Figure collection entries:
########

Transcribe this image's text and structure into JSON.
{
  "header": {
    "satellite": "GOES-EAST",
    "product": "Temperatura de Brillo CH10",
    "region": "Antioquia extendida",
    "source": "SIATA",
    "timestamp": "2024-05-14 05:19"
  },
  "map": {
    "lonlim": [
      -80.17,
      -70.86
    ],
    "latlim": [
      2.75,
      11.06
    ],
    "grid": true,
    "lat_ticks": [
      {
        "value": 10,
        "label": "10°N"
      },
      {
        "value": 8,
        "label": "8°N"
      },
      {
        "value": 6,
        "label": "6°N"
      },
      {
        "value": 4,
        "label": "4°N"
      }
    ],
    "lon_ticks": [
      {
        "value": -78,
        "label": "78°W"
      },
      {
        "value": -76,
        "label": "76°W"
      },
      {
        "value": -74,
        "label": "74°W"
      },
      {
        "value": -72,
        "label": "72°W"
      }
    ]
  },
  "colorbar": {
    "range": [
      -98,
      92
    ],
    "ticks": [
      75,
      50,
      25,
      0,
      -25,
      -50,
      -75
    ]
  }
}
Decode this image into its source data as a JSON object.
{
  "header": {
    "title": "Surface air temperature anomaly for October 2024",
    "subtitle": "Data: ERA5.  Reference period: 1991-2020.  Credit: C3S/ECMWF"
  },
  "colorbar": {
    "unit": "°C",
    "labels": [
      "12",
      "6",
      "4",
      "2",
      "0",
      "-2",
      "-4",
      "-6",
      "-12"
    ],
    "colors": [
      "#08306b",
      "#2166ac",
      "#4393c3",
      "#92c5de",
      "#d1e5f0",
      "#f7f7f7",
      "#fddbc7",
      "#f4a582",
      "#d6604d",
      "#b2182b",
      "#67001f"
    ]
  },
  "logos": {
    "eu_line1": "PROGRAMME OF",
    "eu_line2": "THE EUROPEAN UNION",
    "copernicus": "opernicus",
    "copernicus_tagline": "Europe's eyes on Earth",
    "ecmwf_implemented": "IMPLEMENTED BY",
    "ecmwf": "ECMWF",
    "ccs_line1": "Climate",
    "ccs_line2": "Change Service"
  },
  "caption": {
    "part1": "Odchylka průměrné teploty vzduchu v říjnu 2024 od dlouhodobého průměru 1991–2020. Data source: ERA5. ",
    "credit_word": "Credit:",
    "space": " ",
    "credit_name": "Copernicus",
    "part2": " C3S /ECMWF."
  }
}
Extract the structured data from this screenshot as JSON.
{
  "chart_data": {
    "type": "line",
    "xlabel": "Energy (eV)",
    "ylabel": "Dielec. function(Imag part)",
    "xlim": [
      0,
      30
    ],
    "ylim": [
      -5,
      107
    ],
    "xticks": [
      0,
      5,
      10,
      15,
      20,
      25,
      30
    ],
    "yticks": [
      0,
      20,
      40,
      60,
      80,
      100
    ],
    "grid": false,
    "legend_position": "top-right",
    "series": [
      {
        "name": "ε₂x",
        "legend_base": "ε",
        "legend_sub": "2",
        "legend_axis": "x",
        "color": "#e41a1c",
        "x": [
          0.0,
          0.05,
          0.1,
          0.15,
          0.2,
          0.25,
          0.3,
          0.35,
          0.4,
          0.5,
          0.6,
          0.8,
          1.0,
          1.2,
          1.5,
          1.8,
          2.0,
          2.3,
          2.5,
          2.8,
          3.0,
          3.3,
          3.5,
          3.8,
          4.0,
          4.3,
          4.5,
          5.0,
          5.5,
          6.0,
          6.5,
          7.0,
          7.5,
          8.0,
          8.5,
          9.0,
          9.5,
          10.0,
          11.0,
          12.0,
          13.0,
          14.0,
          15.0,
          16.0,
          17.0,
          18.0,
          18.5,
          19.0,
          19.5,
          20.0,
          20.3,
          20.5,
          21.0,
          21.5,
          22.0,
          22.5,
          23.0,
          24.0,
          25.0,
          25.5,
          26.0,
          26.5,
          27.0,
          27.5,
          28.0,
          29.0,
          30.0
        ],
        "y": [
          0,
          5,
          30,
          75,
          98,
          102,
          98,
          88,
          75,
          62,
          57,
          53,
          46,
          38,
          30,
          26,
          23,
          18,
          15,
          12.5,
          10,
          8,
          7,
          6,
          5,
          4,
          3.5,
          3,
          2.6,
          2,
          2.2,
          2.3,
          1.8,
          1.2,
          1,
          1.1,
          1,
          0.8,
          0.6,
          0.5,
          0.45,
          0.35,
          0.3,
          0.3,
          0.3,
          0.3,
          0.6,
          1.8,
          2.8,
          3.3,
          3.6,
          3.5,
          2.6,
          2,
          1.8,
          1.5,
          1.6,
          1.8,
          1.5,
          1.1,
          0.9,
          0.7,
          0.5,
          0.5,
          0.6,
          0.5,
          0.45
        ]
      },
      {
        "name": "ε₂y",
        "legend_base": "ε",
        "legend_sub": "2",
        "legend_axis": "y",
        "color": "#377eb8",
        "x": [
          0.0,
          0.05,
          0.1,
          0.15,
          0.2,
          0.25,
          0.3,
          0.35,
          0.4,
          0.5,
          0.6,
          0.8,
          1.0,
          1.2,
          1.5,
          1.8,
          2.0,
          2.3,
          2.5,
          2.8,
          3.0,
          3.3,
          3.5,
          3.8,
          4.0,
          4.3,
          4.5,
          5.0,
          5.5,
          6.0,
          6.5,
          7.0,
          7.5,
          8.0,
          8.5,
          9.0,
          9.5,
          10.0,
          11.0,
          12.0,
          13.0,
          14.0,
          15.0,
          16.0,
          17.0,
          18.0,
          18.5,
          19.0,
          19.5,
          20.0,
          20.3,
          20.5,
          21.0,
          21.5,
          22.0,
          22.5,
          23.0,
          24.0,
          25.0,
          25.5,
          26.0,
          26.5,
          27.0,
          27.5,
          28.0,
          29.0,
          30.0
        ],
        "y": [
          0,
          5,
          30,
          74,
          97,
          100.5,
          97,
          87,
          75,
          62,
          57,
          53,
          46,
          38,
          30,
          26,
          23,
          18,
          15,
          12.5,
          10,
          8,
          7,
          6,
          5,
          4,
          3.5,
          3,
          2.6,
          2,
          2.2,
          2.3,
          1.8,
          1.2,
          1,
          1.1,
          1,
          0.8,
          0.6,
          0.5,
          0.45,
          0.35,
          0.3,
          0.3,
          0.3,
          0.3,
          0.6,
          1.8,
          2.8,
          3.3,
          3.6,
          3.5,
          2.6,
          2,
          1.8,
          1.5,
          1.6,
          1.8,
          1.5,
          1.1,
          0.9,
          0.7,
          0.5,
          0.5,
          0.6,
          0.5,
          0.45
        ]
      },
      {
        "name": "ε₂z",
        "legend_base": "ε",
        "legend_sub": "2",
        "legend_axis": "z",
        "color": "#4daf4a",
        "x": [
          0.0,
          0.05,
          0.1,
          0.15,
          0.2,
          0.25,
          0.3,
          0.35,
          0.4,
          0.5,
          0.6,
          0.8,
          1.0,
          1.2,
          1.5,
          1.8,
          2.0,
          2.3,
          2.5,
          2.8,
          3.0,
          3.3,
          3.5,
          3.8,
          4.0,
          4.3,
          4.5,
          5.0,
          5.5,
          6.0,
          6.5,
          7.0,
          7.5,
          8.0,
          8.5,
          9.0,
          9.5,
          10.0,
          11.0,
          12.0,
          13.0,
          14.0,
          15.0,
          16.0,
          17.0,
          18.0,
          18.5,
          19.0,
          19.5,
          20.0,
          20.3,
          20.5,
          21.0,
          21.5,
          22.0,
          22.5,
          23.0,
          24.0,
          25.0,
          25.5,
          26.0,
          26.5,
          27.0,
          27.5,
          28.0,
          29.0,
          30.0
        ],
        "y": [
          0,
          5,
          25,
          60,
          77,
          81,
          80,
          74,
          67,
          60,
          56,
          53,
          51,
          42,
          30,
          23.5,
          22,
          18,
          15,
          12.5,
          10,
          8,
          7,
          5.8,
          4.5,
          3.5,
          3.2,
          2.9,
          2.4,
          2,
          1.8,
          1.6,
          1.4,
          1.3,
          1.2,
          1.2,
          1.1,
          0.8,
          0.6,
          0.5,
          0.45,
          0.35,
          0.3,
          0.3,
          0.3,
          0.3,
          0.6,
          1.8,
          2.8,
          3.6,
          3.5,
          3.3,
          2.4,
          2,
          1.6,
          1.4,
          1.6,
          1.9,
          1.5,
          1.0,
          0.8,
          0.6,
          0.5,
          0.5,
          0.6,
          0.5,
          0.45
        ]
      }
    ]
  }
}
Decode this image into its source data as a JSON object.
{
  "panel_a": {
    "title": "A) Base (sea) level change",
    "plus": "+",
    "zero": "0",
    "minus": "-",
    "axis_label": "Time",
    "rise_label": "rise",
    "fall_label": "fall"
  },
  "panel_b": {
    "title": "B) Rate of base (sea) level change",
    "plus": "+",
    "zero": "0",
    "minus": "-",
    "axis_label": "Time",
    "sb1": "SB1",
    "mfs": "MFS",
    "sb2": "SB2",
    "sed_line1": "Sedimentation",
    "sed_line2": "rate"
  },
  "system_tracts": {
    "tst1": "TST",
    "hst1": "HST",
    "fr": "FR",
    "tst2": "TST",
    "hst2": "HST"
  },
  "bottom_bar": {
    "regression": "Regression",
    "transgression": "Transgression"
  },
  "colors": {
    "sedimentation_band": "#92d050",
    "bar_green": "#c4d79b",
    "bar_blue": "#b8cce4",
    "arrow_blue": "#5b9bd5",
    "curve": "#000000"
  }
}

########

Required task:
All lines of the data above that include the word "source" must be shown.

Response for this exercise:
    "source": "SIATA",
Decode this image into its source data as a JSON object.
    "part1": "Odchylka průměrné teploty vzduchu v říjnu 2024 od dlouhodobého průměru 1991–2020. Data source: ERA5. ",
Decode this image into its source data as a JSON object.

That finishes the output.